Copy each line of the material below that includes the string "this".

════════════════

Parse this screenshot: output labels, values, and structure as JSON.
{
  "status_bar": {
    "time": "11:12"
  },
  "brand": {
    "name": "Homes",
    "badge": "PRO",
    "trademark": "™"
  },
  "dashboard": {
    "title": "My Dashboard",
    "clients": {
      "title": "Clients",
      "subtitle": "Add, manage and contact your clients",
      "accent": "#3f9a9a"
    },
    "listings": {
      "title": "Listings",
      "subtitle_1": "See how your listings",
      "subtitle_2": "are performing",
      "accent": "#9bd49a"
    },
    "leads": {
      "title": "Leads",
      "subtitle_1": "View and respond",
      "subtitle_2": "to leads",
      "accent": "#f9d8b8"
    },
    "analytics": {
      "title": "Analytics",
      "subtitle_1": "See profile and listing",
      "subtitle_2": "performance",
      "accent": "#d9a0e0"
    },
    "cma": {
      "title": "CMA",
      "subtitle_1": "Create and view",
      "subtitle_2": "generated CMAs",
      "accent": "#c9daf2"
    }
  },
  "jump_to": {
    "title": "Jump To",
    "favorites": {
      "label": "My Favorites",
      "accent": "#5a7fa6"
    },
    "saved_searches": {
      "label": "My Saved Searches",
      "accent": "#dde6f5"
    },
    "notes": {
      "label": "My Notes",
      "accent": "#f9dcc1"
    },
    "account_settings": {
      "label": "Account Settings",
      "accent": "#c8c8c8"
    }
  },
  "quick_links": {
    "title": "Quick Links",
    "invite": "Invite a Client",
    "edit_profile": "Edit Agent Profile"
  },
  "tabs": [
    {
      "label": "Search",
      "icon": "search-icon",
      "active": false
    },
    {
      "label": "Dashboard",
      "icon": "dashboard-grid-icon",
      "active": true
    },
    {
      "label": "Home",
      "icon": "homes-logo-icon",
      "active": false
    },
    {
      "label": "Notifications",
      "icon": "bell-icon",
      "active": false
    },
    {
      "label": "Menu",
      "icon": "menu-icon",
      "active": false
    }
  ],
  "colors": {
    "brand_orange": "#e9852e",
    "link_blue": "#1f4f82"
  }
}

════════════════

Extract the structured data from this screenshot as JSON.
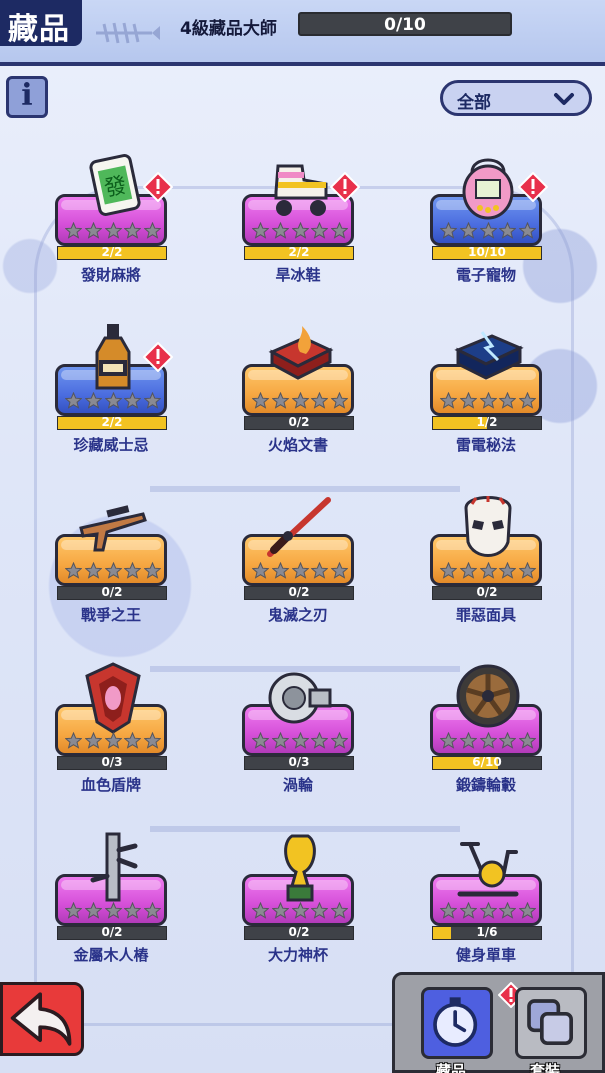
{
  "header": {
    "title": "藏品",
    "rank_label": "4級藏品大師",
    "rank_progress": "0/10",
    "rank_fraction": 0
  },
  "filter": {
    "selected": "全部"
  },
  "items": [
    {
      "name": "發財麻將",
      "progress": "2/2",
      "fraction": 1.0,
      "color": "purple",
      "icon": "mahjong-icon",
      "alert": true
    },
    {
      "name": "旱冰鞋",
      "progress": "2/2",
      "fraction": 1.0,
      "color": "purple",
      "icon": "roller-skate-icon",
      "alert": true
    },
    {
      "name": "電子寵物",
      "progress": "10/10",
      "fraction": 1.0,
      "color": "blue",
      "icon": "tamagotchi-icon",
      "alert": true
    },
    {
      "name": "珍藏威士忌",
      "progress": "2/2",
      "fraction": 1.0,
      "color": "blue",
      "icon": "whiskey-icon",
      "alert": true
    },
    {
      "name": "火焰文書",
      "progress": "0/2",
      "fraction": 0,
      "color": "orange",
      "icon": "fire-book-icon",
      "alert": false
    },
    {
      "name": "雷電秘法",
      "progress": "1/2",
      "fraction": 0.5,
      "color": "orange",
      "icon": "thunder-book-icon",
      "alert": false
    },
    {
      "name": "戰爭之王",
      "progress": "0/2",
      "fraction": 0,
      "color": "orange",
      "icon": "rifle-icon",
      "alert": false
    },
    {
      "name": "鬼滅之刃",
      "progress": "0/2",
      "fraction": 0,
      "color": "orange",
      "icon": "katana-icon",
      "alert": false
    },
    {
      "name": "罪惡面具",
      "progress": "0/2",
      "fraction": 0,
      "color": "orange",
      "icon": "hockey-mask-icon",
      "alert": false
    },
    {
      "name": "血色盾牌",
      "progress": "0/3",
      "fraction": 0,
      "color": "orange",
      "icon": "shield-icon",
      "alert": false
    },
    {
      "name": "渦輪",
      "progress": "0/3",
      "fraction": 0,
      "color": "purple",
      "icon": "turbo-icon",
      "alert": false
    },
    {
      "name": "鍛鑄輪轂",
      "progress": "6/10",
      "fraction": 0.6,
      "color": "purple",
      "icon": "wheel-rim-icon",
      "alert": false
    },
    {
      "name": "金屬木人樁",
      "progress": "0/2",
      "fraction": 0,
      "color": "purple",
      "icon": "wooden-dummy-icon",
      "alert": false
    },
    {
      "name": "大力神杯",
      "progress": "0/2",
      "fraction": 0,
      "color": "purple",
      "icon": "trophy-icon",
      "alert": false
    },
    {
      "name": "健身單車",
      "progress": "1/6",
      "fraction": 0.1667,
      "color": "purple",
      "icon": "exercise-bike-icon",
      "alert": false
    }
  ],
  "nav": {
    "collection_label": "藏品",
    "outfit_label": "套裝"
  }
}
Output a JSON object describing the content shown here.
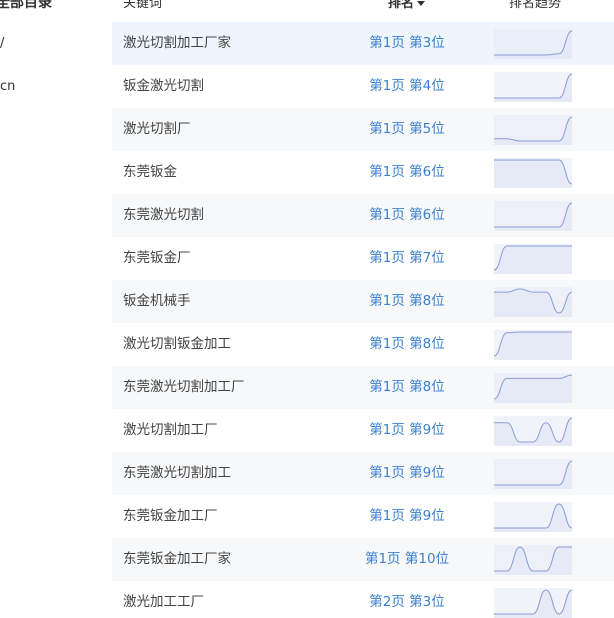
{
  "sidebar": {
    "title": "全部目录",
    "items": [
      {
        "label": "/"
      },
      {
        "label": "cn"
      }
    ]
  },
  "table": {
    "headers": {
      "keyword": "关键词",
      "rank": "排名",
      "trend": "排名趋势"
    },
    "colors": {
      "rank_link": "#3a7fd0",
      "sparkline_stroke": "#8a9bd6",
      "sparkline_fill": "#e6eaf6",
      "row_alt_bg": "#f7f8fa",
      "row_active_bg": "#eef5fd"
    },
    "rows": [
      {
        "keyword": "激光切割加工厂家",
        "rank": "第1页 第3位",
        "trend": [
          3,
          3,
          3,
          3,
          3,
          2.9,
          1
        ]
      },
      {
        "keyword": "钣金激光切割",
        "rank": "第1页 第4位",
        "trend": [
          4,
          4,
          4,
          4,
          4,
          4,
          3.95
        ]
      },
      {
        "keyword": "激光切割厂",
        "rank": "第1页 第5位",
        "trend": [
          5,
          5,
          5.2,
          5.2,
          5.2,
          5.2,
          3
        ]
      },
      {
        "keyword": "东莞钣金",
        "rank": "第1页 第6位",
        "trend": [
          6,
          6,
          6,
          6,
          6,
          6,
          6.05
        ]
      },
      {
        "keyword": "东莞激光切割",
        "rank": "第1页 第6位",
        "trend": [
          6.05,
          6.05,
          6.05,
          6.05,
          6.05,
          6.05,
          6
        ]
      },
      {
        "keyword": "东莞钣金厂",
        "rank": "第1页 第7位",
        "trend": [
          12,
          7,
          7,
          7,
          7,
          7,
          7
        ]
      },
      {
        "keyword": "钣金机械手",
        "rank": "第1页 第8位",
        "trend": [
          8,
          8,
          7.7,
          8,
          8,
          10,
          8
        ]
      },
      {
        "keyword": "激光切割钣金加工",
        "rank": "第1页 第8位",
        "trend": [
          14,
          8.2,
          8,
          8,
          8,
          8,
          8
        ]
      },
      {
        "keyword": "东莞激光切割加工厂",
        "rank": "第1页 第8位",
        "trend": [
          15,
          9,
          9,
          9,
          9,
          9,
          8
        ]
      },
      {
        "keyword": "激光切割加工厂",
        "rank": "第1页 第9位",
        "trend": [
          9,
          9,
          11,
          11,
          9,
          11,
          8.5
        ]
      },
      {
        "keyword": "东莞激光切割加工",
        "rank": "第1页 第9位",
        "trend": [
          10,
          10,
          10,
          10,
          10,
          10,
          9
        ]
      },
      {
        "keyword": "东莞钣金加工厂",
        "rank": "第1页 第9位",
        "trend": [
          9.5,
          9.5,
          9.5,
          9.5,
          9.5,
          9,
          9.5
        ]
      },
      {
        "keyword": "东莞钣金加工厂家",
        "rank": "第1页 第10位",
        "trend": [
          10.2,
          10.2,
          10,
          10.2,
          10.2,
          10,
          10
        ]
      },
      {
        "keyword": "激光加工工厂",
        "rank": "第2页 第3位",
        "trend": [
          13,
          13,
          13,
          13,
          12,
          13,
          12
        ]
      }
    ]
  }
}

════════════════

Final answer.
Parse this screenshot: output labels, values, and structure as JSON.
Extract the structured data from this screenshot as JSON.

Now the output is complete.